[Excerpts from a figure dataset]

====

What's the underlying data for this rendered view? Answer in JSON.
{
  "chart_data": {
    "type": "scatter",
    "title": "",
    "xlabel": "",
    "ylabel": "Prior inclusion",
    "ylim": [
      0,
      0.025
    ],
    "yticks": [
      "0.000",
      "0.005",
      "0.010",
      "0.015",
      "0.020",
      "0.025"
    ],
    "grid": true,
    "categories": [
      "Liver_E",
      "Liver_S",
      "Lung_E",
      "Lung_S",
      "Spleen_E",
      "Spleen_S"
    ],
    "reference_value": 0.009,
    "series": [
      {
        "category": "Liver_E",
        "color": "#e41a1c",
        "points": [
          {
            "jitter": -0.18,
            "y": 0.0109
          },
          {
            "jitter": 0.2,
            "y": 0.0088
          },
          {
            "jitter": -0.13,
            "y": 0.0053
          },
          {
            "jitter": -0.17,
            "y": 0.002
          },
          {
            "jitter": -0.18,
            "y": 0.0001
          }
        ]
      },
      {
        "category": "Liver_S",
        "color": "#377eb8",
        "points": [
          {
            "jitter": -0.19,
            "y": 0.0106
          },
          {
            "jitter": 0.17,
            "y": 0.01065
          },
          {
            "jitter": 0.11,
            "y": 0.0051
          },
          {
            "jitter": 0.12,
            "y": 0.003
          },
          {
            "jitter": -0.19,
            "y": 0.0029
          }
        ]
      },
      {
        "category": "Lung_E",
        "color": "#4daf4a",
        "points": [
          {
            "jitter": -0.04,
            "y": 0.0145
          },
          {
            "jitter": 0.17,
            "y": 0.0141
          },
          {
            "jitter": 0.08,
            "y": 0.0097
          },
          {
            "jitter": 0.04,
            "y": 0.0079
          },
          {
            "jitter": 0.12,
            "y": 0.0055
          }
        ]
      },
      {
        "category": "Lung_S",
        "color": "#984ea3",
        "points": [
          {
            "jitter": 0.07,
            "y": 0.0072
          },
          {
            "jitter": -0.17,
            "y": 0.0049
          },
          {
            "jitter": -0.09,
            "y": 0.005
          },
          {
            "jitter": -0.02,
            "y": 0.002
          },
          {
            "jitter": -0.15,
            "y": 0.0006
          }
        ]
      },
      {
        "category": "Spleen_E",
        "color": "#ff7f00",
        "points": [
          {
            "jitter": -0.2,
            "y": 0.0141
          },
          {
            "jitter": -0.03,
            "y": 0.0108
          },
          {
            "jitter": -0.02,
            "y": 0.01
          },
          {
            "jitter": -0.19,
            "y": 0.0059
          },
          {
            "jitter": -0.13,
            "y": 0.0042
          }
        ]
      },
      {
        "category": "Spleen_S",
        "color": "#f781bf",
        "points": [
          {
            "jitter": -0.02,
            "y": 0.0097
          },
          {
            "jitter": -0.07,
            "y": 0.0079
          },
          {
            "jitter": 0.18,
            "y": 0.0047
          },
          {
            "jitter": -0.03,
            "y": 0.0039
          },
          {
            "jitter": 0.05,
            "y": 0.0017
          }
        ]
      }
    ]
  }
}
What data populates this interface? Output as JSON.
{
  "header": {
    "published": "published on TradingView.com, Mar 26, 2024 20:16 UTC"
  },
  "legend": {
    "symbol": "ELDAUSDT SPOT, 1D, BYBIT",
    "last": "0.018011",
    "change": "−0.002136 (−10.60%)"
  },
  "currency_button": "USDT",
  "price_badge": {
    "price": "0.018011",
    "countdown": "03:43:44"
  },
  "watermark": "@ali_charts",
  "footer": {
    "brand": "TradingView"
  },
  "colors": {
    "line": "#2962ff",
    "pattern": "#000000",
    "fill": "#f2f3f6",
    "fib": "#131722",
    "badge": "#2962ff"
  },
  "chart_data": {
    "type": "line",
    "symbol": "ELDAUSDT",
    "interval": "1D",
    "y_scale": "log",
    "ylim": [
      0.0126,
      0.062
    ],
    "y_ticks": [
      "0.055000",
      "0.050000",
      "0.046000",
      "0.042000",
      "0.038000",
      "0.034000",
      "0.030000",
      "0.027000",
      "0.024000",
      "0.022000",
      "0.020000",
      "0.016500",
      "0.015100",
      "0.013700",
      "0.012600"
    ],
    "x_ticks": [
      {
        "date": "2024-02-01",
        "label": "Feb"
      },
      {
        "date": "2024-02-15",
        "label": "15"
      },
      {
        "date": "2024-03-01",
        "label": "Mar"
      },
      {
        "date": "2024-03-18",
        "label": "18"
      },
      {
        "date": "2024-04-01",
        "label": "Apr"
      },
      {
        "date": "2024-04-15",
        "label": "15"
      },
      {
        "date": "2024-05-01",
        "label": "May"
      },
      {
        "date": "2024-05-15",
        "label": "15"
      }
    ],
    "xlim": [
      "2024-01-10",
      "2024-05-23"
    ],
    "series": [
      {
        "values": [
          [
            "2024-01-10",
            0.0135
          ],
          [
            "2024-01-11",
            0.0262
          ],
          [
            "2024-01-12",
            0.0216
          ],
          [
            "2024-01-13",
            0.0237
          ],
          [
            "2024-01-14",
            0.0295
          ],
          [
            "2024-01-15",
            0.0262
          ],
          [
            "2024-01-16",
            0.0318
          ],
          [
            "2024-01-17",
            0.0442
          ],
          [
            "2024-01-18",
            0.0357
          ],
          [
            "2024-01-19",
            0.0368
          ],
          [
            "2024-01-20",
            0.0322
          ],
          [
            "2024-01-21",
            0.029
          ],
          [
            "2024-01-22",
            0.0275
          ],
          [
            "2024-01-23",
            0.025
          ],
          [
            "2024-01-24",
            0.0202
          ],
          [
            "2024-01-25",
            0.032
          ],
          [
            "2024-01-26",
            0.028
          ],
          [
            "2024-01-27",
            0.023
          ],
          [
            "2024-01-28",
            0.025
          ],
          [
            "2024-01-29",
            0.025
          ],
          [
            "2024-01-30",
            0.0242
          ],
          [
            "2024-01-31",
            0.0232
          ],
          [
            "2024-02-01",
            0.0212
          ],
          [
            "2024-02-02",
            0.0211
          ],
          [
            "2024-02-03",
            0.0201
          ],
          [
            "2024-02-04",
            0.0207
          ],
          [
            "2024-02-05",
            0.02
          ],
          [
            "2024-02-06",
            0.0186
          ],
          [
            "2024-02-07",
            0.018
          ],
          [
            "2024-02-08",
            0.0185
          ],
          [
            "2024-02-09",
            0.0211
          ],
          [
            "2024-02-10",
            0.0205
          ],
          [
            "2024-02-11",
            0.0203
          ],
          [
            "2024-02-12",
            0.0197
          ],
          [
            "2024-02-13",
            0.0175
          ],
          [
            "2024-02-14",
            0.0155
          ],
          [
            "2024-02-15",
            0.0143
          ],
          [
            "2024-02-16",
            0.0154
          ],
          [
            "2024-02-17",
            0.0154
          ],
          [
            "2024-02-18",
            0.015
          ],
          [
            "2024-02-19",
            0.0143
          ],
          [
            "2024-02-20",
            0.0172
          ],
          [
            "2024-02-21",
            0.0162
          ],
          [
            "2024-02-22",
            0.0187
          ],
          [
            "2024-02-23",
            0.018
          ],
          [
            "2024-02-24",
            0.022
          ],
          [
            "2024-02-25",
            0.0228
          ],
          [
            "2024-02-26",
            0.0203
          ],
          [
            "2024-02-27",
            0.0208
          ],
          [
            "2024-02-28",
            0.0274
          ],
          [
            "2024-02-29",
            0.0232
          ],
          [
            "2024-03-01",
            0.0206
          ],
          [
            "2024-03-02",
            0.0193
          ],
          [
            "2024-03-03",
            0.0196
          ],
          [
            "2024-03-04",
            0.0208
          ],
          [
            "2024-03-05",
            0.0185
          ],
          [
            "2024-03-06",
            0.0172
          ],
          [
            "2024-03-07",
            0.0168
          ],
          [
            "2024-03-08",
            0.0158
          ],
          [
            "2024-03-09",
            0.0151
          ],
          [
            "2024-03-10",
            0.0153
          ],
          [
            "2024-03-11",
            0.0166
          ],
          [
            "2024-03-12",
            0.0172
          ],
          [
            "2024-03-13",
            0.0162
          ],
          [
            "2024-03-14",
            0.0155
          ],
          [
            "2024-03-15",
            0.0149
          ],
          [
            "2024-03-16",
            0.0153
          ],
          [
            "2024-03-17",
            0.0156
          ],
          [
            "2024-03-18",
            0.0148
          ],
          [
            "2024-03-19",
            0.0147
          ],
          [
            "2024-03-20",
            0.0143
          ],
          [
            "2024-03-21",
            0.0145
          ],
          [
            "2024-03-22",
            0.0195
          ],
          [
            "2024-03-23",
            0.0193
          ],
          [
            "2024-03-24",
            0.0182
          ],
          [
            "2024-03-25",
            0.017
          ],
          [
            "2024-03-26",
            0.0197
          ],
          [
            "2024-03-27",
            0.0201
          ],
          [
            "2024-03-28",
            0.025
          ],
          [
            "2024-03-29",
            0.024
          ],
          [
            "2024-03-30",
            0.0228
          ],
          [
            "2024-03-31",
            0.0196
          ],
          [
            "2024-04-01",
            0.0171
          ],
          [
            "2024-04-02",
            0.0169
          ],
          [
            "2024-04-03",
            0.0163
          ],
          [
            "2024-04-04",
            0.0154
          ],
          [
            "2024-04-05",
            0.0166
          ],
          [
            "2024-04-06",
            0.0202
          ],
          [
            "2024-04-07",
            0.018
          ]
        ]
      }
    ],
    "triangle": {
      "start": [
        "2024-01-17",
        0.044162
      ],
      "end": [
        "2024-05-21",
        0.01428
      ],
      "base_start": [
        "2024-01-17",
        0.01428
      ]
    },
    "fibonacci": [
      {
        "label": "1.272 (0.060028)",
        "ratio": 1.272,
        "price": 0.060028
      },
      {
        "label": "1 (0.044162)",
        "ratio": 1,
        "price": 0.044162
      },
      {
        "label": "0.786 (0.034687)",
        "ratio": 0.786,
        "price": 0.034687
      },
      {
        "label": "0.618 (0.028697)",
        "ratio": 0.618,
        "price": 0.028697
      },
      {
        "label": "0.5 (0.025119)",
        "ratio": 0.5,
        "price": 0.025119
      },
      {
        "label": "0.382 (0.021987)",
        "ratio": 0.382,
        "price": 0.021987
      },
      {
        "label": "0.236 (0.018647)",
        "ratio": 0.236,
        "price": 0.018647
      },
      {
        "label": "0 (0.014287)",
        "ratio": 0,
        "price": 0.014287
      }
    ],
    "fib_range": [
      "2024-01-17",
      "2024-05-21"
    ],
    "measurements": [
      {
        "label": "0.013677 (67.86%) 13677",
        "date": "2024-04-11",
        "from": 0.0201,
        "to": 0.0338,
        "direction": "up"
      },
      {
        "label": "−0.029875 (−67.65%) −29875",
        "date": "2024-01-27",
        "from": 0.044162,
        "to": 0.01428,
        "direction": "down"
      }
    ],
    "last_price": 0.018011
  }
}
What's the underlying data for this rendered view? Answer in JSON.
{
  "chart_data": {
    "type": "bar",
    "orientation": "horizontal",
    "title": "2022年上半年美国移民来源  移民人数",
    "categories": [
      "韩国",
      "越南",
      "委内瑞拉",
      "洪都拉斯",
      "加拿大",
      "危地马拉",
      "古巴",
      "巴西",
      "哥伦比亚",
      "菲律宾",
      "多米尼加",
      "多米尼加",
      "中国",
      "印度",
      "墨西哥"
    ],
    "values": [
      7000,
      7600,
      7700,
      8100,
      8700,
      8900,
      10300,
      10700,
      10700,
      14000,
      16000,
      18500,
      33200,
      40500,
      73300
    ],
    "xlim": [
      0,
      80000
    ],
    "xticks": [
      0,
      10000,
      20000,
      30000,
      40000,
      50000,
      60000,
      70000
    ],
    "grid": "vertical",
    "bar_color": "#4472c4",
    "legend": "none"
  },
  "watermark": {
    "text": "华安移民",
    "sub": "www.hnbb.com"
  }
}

====

## EXERCISE BRIEF:
Search the material above for "ELDAUSDT". Pull out each line where it shows up.

## RESULT FOR THIS TASK:
    "symbol": "ELDAUSDT SPOT, 1D, BYBIT",
    "symbol": "ELDAUSDT",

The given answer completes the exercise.